*Task description*. Gather all lines in the entries below that include the word "ylabel".

*Given data*.

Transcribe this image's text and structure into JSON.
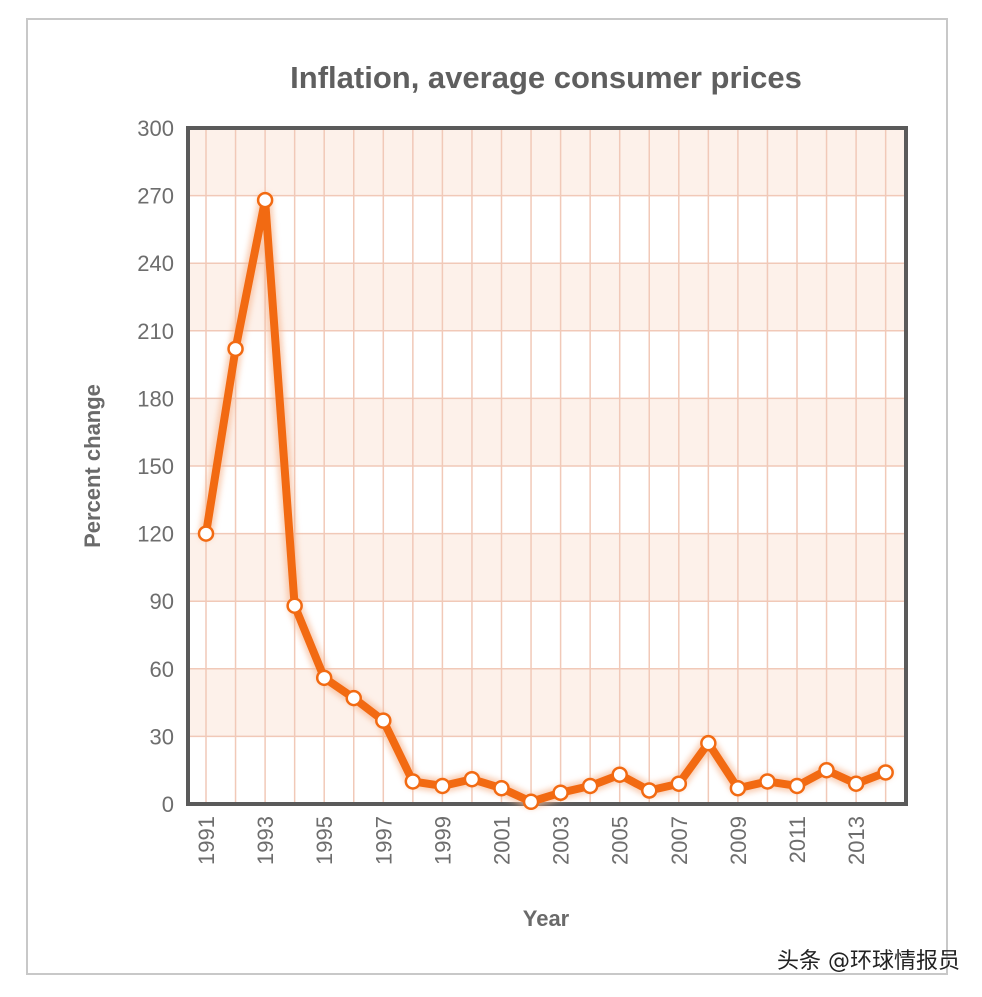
{
  "chart_data": {
    "type": "line",
    "title": "Inflation, average consumer prices",
    "xlabel": "Year",
    "ylabel": "Percent change",
    "ylim": [
      0,
      300
    ],
    "yticks": [
      "0",
      "30",
      "60",
      "90",
      "120",
      "150",
      "180",
      "210",
      "240",
      "270",
      "300"
    ],
    "xticks": [
      "1991",
      "1993",
      "1995",
      "1997",
      "1999",
      "2001",
      "2003",
      "2005",
      "2007",
      "2009",
      "2011",
      "2013"
    ],
    "series": [
      {
        "name": "Inflation",
        "color": "#f26a12",
        "x": [
          1991,
          1992,
          1993,
          1994,
          1995,
          1996,
          1997,
          1998,
          1999,
          2000,
          2001,
          2002,
          2003,
          2004,
          2005,
          2006,
          2007,
          2008,
          2009,
          2010,
          2011,
          2012,
          2013,
          2014
        ],
        "values": [
          120,
          202,
          268,
          88,
          56,
          47,
          37,
          10,
          8,
          11,
          7,
          1,
          5,
          8,
          13,
          6,
          9,
          27,
          7,
          10,
          8,
          15,
          9,
          14
        ]
      }
    ],
    "grid": true
  },
  "watermark": "头条 @环球情报员"
}
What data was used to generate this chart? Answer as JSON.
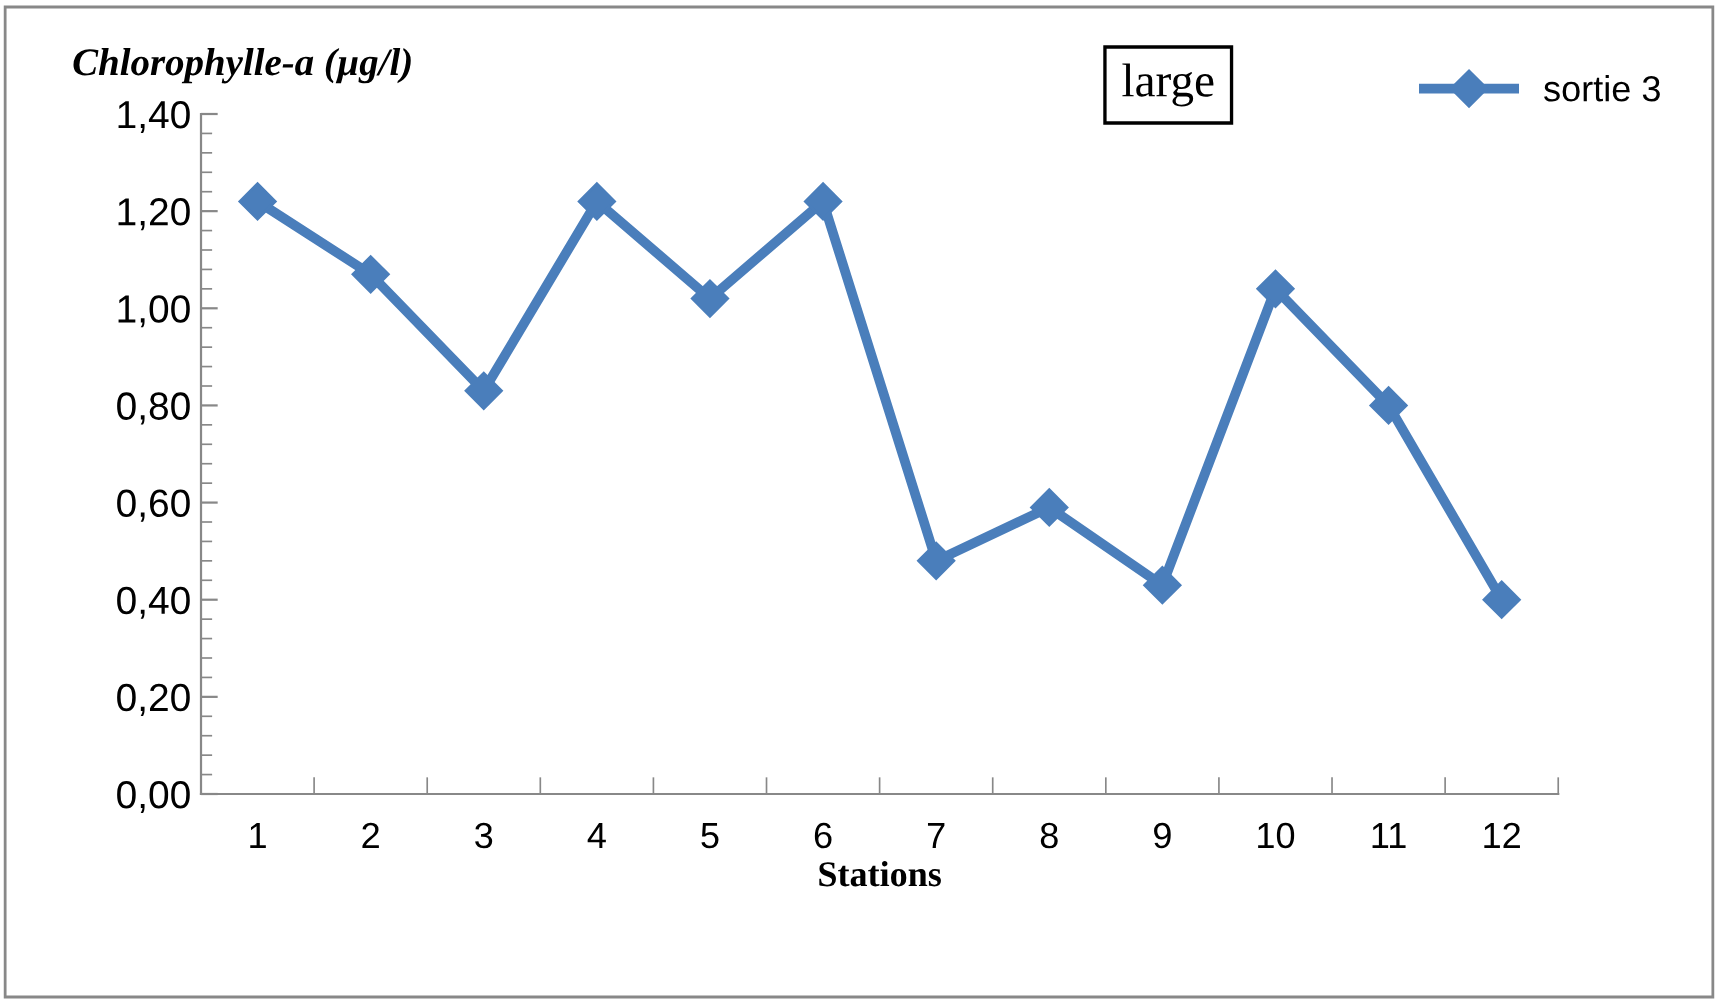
{
  "chart_data": {
    "type": "line",
    "ylabel": "Chlorophylle-a (µg/l)",
    "xlabel": "Stations",
    "categories": [
      "1",
      "2",
      "3",
      "4",
      "5",
      "6",
      "7",
      "8",
      "9",
      "10",
      "11",
      "12"
    ],
    "series": [
      {
        "name": "sortie 3",
        "color": "#4a7ebb",
        "values": [
          1.22,
          1.07,
          0.83,
          1.22,
          1.02,
          1.22,
          0.48,
          0.59,
          0.43,
          1.04,
          0.8,
          0.4
        ]
      }
    ],
    "ylim": [
      0,
      1.4
    ],
    "yticks": [
      {
        "value": 0,
        "label": "0,00"
      },
      {
        "value": 0.2,
        "label": "0,20"
      },
      {
        "value": 0.4,
        "label": "0,40"
      },
      {
        "value": 0.6,
        "label": "0,60"
      },
      {
        "value": 0.8,
        "label": "0,80"
      },
      {
        "value": 1.0,
        "label": "1,00"
      },
      {
        "value": 1.2,
        "label": "1,20"
      },
      {
        "value": 1.4,
        "label": "1,40"
      }
    ],
    "annotations": [
      "large"
    ],
    "legend": "top right",
    "marker": "diamond",
    "line_style": "solid",
    "grid": false
  }
}
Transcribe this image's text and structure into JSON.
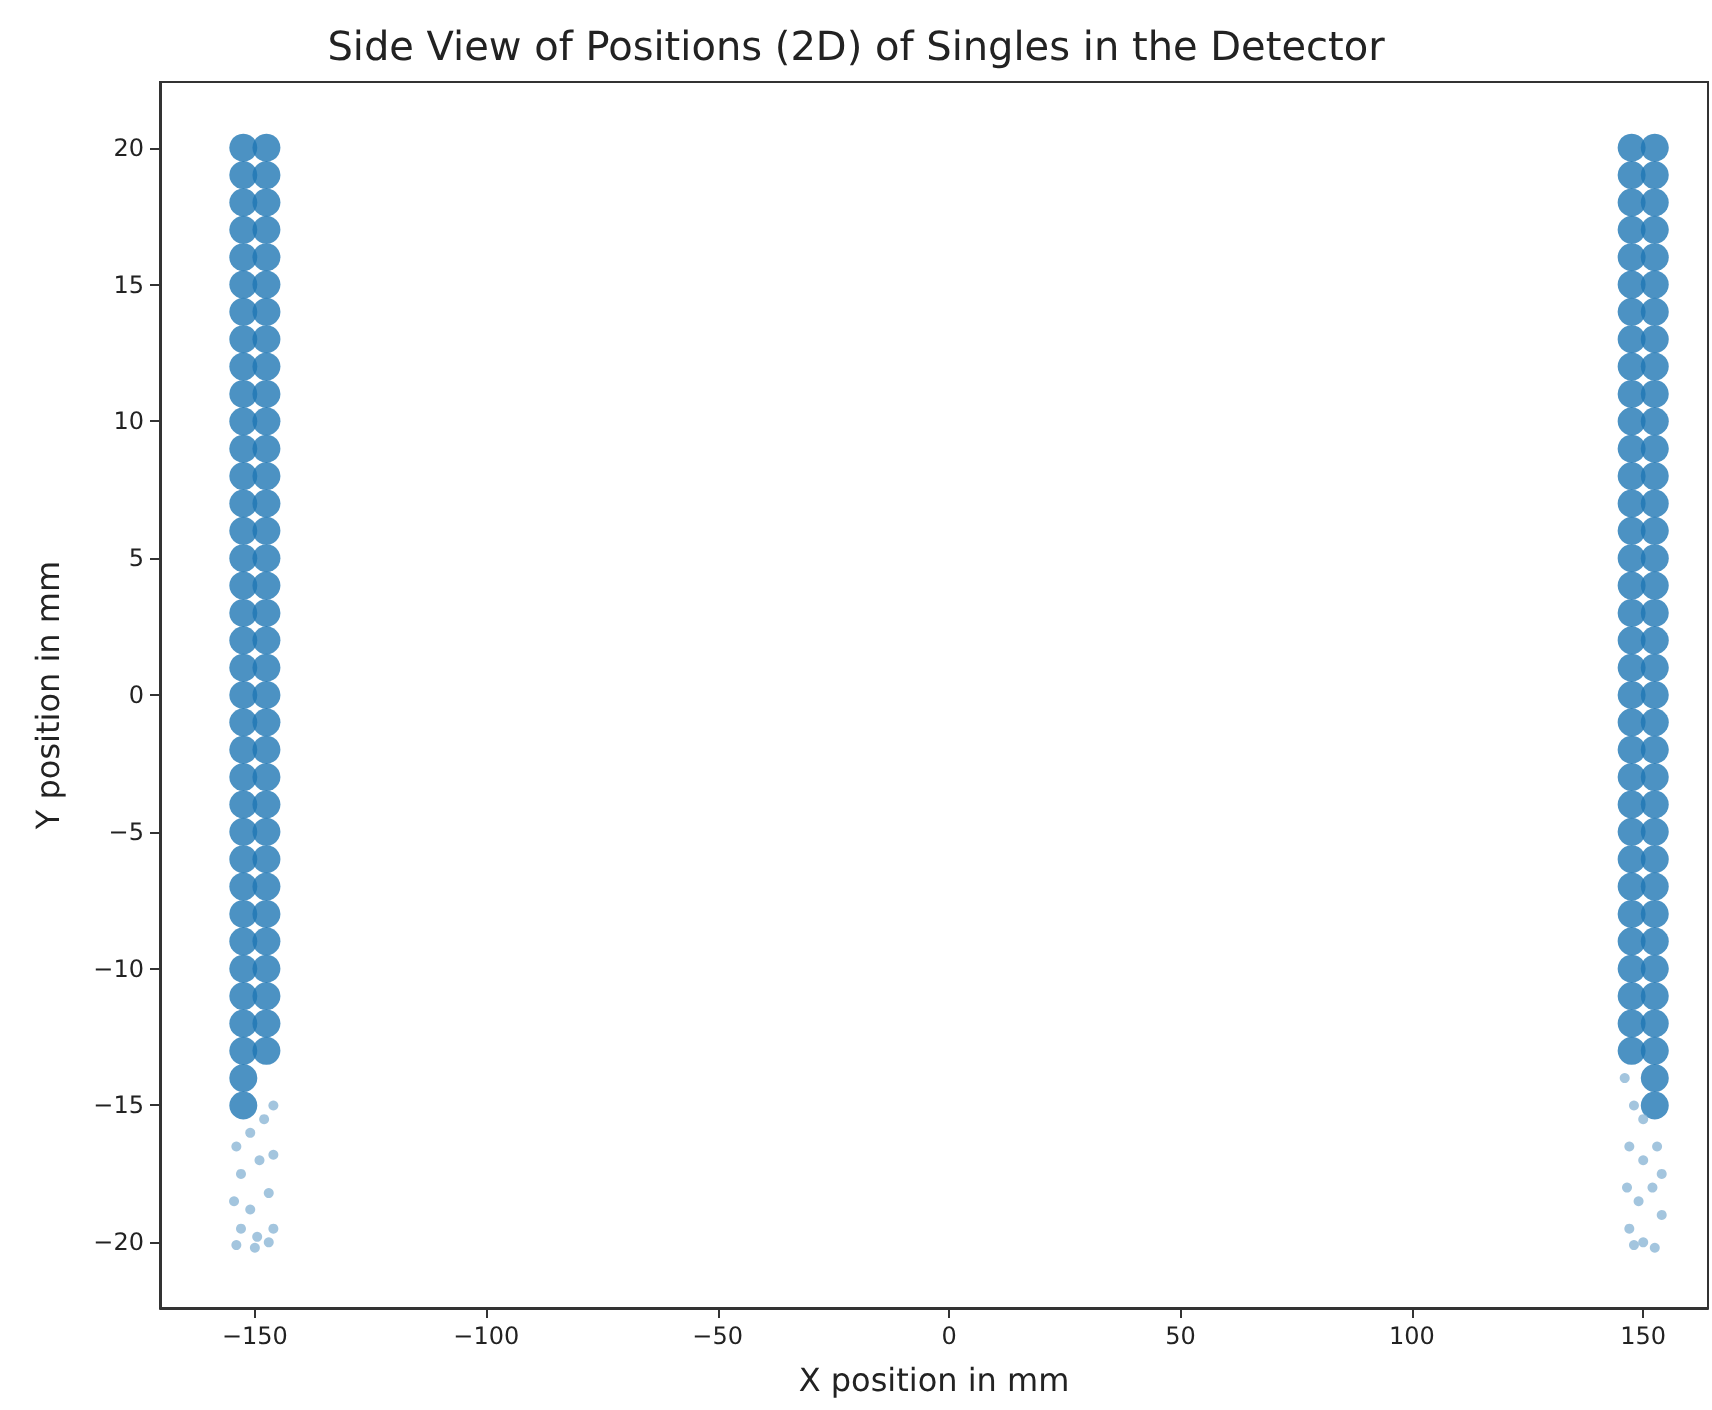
{
  "chart_data": {
    "type": "scatter",
    "title": "Side View of Positions (2D) of Singles in the Detector",
    "xlabel": "X position in mm",
    "ylabel": "Y position in mm",
    "xlim": [
      -170.5,
      164
    ],
    "ylim": [
      -22.4,
      22.4
    ],
    "xticks": [
      {
        "value": -150,
        "label": "−150"
      },
      {
        "value": -100,
        "label": "−100"
      },
      {
        "value": -50,
        "label": "−50"
      },
      0,
      50,
      100,
      150
    ],
    "yticks": [
      {
        "value": -20,
        "label": "−20"
      },
      {
        "value": -15,
        "label": "−15"
      },
      {
        "value": -10,
        "label": "−10"
      },
      {
        "value": -5,
        "label": "−5"
      },
      0,
      5,
      10,
      15,
      20
    ],
    "grid": false,
    "marker": "circle",
    "series": [
      {
        "color": "#1f77b4",
        "x": [
          -152.5,
          -152.5,
          -152.5,
          -152.5,
          -152.5,
          -152.5,
          -152.5,
          -152.5,
          -152.5,
          -152.5,
          -152.5,
          -152.5,
          -152.5,
          -152.5,
          -152.5,
          -152.5,
          -152.5,
          -152.5,
          -152.5,
          -152.5,
          -152.5,
          -152.5,
          -152.5,
          -152.5,
          -152.5,
          -152.5,
          -152.5,
          -152.5,
          -152.5,
          -152.5,
          -152.5,
          -152.5,
          -152.5,
          -152.5,
          -152.5,
          -152.5,
          -147.5,
          -147.5,
          -147.5,
          -147.5,
          -147.5,
          -147.5,
          -147.5,
          -147.5,
          -147.5,
          -147.5,
          -147.5,
          -147.5,
          -147.5,
          -147.5,
          -147.5,
          -147.5,
          -147.5,
          -147.5,
          -147.5,
          -147.5,
          -147.5,
          -147.5,
          -147.5,
          -147.5,
          -147.5,
          -147.5,
          -147.5,
          -147.5,
          -147.5,
          -147.5,
          -147.5,
          -147.5,
          -147.5,
          -147.5
        ],
        "values": [
          20,
          19,
          18,
          17,
          16,
          15,
          14,
          13,
          12,
          11,
          10,
          9,
          8,
          7,
          6,
          5,
          4,
          3,
          2,
          1,
          0,
          -1,
          -2,
          -3,
          -4,
          -5,
          -6,
          -7,
          -8,
          -9,
          -10,
          -11,
          -12,
          -13,
          -14,
          -15,
          20,
          19,
          18,
          17,
          16,
          15,
          14,
          13,
          12,
          11,
          10,
          9,
          8,
          7,
          6,
          5,
          4,
          3,
          2,
          1,
          0,
          -1,
          -2,
          -3,
          -4,
          -5,
          -6,
          -7,
          -8,
          -9,
          -10,
          -11,
          -12,
          -13
        ]
      },
      {
        "color": "#8cb6d6",
        "x": [
          -154,
          -151,
          -148,
          -146,
          -153,
          -149,
          -146,
          -154.5,
          -151,
          -147,
          -153,
          -149.5,
          -146,
          -154,
          -150,
          -147
        ],
        "values": [
          -16.5,
          -16,
          -15.5,
          -15,
          -17.5,
          -17,
          -16.8,
          -18.5,
          -18.8,
          -18.2,
          -19.5,
          -19.8,
          -19.5,
          -20.1,
          -20.2,
          -20
        ]
      },
      {
        "color": "#1f77b4",
        "x": [
          147.5,
          147.5,
          147.5,
          147.5,
          147.5,
          147.5,
          147.5,
          147.5,
          147.5,
          147.5,
          147.5,
          147.5,
          147.5,
          147.5,
          147.5,
          147.5,
          147.5,
          147.5,
          147.5,
          147.5,
          147.5,
          147.5,
          147.5,
          147.5,
          147.5,
          147.5,
          147.5,
          147.5,
          147.5,
          147.5,
          147.5,
          147.5,
          147.5,
          147.5,
          152.5,
          152.5,
          152.5,
          152.5,
          152.5,
          152.5,
          152.5,
          152.5,
          152.5,
          152.5,
          152.5,
          152.5,
          152.5,
          152.5,
          152.5,
          152.5,
          152.5,
          152.5,
          152.5,
          152.5,
          152.5,
          152.5,
          152.5,
          152.5,
          152.5,
          152.5,
          152.5,
          152.5,
          152.5,
          152.5,
          152.5,
          152.5,
          152.5,
          152.5,
          152.5,
          152.5
        ],
        "values": [
          20,
          19,
          18,
          17,
          16,
          15,
          14,
          13,
          12,
          11,
          10,
          9,
          8,
          7,
          6,
          5,
          4,
          3,
          2,
          1,
          0,
          -1,
          -2,
          -3,
          -4,
          -5,
          -6,
          -7,
          -8,
          -9,
          -10,
          -11,
          -12,
          -13,
          20,
          19,
          18,
          17,
          16,
          15,
          14,
          13,
          12,
          11,
          10,
          9,
          8,
          7,
          6,
          5,
          4,
          3,
          2,
          1,
          0,
          -1,
          -2,
          -3,
          -4,
          -5,
          -6,
          -7,
          -8,
          -9,
          -10,
          -11,
          -12,
          -13,
          -14,
          -15
        ]
      },
      {
        "color": "#8cb6d6",
        "x": [
          146,
          148,
          150,
          147,
          150,
          153,
          146.5,
          149,
          152,
          154,
          147,
          150,
          152.5,
          148,
          154
        ],
        "values": [
          -14,
          -15,
          -15.5,
          -16.5,
          -17,
          -16.5,
          -18,
          -18.5,
          -18,
          -19,
          -19.5,
          -20,
          -20.2,
          -20.1,
          -17.5
        ]
      }
    ]
  }
}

*Task output*.
    "ylabel": "Percent change",
    "ylabel": "Chlorophylle-a (µg/l)",
    "ylabel": "Y position in mm",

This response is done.